Start of TEXT SEGMENT

Tithing is merely a 50-year-old doctrine?
On the contrary, if you look at St. Paul's epistles you'll see that he was taking up a collection back in the first century!
The term New Testament was coined by "Tertullian"
No, it was coined by Jesus. See Luke 22:20.
In the new testament the Apostles make no references to each others writings as scripture
... our most dear brother Paul, according to the wisdom given him, hath written to you: As also in all his epistles, speaking in them of these things; in which are certain things hard to be understood, which the unlearned and unstable wrest, as they do also the other scriptures, to their own destruction. (2 Peter 3:15-16)
A familiar phrase was coiuned during the depression "As poor as a church mouse"
Look up DL Moody, Charles finny, John wesley and a hundred others you won't find a tithing message -- The tithing message really came into prominance in churches in the late 1970's and early 80's with Oral roberts sucess with the book seed faith and the tele-evangleists.
Go on the internet search out these things find out for yourself its all out there just a few clicks away.
What about the Mormons? I thought they tithe, and they are older than 50 years?
Perhaps it's more accurate to say that Christian congregations and leaders have only recently rediscovered tithing, an ancient scriptural law in the times before Christ.
But early Christian church leaders, I believe, taught and practiced tithing.
Augustine said: "Tithes are required as a matter of debt, and he who has been unwilling to give them has been guilty of robbery." (bringing to mind Malachi)
Jerome taught that anyone that fails to tithe "is convicted of defrauding and supplanting God."
Ambrose, a Roman contemporary of Augustine, wrote: "God has reserved the tenth part to himself, and therefore it is not lawful for a man to retain what God has reserved for himself. To you he has given nine parts, for himself he has reserved the tenth part, and if you shall not give to God the tenth part, God will take from you the nine parts."
The Council of Macon established tithing as a requirement in 585 A.D.
And I am Glad that you brought up luke 22:20 Luke 22:20 Likewise also the cup after supper, saying, This cup is the new testament in my blood, which is shed for you.

End of TEXT SEGMENT
Start of PROVIDED INFORMATION

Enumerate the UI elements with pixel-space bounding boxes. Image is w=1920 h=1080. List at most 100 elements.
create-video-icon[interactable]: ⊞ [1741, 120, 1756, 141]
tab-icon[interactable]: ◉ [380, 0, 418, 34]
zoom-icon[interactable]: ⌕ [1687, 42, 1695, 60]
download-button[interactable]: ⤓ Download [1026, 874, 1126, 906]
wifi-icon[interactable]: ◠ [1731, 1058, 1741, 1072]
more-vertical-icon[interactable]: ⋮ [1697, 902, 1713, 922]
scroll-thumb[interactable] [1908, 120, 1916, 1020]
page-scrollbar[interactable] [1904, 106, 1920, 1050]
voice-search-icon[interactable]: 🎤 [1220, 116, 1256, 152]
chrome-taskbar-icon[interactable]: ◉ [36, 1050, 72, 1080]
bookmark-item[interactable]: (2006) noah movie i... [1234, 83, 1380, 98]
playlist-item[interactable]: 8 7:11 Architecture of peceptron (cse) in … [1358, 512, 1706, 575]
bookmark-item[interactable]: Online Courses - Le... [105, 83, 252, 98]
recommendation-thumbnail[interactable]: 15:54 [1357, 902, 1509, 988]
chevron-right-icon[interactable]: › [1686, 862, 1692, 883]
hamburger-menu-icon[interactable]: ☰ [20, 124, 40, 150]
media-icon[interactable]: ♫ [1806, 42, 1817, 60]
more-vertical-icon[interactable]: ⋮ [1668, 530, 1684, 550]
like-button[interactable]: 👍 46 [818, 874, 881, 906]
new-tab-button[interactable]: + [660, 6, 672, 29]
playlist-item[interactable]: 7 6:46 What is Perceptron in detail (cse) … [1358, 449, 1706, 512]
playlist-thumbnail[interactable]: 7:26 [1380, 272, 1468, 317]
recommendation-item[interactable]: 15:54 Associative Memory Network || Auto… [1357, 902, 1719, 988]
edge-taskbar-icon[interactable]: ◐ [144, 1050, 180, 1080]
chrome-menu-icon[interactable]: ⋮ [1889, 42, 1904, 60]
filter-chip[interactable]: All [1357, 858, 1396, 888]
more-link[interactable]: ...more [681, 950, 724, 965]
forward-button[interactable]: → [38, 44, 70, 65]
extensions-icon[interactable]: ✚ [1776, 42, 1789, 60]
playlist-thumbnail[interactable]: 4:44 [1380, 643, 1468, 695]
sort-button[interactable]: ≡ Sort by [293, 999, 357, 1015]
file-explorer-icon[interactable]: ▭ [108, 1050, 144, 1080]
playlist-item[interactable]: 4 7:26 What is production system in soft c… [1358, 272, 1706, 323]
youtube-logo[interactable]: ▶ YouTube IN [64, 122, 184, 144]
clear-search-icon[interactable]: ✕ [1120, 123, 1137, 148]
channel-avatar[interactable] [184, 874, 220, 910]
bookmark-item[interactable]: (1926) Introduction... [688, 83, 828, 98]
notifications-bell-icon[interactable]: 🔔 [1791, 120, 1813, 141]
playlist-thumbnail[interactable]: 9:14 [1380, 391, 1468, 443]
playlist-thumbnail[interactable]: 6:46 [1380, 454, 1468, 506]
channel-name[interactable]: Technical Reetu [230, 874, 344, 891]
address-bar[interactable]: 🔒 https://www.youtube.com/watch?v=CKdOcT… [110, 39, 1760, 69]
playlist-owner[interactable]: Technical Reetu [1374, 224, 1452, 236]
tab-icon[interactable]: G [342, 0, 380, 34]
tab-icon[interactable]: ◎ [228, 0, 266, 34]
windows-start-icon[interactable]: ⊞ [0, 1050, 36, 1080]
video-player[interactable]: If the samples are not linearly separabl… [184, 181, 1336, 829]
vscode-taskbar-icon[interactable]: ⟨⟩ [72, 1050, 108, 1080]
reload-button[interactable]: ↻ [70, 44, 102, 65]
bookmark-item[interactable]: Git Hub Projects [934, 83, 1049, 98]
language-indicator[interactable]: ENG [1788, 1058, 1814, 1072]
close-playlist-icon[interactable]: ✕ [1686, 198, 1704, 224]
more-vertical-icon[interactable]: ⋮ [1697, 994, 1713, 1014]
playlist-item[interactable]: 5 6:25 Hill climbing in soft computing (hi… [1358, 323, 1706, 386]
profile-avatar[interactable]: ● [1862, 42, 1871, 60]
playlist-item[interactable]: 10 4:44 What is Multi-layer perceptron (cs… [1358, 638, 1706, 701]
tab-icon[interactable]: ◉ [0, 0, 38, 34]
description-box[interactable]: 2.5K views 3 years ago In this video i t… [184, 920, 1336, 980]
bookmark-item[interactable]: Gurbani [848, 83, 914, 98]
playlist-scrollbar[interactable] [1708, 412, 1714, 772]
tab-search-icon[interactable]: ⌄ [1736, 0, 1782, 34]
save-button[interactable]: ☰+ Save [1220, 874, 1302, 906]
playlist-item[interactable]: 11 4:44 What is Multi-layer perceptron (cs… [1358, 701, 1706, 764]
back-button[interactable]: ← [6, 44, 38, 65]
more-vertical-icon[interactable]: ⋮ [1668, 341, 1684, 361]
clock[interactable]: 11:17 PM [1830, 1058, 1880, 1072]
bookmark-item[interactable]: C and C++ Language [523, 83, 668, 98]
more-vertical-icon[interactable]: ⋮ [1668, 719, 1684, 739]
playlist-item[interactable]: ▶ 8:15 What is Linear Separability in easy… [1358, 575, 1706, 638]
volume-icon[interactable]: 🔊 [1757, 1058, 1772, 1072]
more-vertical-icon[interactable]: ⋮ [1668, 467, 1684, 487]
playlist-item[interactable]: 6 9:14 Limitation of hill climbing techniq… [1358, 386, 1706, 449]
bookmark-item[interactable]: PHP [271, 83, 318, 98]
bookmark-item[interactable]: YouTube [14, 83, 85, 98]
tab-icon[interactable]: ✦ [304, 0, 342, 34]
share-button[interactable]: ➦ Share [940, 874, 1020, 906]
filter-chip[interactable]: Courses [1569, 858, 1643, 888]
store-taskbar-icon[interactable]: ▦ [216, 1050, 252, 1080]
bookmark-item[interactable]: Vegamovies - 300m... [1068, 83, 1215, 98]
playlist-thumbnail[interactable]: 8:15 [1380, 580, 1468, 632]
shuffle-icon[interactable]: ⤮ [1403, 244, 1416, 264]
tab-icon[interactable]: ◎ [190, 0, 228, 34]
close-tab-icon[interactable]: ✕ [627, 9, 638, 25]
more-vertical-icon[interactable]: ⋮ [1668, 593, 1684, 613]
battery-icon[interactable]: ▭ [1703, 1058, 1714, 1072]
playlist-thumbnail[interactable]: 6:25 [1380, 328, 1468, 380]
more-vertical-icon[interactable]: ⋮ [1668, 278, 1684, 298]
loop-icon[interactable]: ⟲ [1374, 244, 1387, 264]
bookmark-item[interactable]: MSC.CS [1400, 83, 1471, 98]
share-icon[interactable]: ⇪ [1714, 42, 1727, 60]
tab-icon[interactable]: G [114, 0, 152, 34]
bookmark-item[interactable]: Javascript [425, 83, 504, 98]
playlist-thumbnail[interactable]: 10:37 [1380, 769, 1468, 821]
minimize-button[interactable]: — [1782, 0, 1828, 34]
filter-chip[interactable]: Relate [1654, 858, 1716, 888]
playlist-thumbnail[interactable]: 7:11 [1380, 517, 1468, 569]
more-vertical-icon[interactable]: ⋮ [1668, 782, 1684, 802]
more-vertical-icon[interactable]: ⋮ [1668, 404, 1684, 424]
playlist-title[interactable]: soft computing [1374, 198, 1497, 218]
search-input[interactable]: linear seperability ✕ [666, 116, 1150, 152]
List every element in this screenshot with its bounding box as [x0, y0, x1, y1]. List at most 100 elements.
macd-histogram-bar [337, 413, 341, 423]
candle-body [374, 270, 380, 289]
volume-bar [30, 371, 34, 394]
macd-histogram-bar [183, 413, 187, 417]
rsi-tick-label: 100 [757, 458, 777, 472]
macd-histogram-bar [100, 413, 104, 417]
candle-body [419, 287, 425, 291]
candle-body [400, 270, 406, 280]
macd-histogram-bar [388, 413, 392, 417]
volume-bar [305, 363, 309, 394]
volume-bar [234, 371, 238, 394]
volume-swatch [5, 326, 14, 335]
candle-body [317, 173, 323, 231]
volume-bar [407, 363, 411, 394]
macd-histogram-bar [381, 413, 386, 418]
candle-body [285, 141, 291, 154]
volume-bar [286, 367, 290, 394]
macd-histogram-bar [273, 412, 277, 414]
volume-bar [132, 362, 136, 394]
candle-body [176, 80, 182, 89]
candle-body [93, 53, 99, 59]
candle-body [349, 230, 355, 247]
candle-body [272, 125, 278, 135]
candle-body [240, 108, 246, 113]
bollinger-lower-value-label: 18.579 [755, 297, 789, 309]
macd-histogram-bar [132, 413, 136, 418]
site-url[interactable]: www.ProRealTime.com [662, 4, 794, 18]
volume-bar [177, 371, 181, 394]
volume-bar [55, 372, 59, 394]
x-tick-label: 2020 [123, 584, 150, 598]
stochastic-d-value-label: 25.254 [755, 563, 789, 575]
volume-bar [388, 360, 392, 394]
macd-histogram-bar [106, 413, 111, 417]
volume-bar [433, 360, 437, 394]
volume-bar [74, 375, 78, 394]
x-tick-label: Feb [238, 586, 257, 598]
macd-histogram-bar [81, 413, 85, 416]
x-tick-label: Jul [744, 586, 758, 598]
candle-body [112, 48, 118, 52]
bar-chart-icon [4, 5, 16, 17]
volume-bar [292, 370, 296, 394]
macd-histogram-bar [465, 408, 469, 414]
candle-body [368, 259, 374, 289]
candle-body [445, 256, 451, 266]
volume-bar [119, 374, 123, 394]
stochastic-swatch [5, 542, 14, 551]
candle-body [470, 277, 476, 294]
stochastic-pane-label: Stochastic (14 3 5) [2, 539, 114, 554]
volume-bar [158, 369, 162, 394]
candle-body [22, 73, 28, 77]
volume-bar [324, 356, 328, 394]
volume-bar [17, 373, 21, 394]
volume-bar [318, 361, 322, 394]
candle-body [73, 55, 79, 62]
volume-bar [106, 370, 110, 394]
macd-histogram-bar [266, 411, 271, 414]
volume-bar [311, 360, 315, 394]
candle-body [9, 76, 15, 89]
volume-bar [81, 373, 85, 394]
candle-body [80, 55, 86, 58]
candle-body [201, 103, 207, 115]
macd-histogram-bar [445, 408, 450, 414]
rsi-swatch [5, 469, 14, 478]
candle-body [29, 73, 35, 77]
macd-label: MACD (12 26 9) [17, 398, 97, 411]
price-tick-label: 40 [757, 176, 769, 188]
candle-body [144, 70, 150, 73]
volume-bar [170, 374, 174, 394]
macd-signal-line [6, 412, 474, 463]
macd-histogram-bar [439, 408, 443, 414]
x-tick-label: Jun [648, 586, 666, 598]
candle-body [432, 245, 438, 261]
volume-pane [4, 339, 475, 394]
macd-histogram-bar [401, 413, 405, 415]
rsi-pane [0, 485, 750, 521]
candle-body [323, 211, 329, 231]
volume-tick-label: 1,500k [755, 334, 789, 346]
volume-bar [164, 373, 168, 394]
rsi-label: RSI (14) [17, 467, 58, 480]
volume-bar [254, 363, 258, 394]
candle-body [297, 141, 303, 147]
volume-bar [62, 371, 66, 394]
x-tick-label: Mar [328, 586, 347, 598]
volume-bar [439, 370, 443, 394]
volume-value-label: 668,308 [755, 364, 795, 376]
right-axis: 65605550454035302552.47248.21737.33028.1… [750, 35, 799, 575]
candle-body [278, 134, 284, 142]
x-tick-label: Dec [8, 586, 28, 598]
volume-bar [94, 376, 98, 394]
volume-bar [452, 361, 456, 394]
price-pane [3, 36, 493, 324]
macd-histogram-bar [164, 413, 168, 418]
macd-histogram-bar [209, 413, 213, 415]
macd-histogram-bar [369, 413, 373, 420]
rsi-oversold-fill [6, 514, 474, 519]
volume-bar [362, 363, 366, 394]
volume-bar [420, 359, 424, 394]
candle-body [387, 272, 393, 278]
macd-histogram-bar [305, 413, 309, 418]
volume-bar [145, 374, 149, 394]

End of PROVIDED INFORMATION

• **WORK TO COMPLETE**:
[a] Answer these questions from the tithing discussion:
(i) Which verse is given for the claim that Jesus coined the term New Testament?
(ii) Which council made tithing a requirement, and in what year?
(iii) Whose success with the book seed faith is credited with bringing the tithing message to prominence?
[b] Write the next few sentences of the tithing discussion, picking up after its final line.
None of the rows matter here.

• **RESULTS BY TASK**:
[a]
(i) Luke 22:20
(ii) The Council of Macon, in 585 A.D.
(iii) Oral Roberts

[b]
Jesus did not day the book was the new covenant tertullian did in 200 AD What did Jesus say this CUP
I spent a lot of time studying this becasue it was contrary to the traditions of men we were all taught. The cup in communion of his blood is the new covenant.
Look now at paul . . .
1 Corinthians 11:25 After the same manner also he took the cup, when he had supped, saying, this cup is the new testament in my blood: this do ye, as oft as ye drink it, in remembrance of me.
See Paul makes the same error Jesus did . . .claining the cup is the new testament -- see they didn't have the pastor or teacher you had ( Sorry I am not mocking you) The same teachers I had.
See it gets worse than that
1 Corinthians 10:16-18 The cup of blessing which we bless, is it not the communion of the blood of Christ? The bread which we break, is it not the communion of the body of Christ? For we being many are one bread, and one body: for we are all partakers of that one bread. Behold Israel after the flesh: are not they which eat of the sacrifices partakers of the altar?
Read carefully there are two communions incororpated into holy communion They in turn correspont to two specific things in the law of mosses where it was type and shadow I'll give you a hint it is not the ever popular preactice of covenanting.
Please don't throw bombs we can discuss these things without cursing and dmning each other -- scripture would indicate that Jesus and the father tend to frown on those practices.
If you look in the first second and third century tithing did not exist in the christian vanacular.
After the boys from rome took over everything changed.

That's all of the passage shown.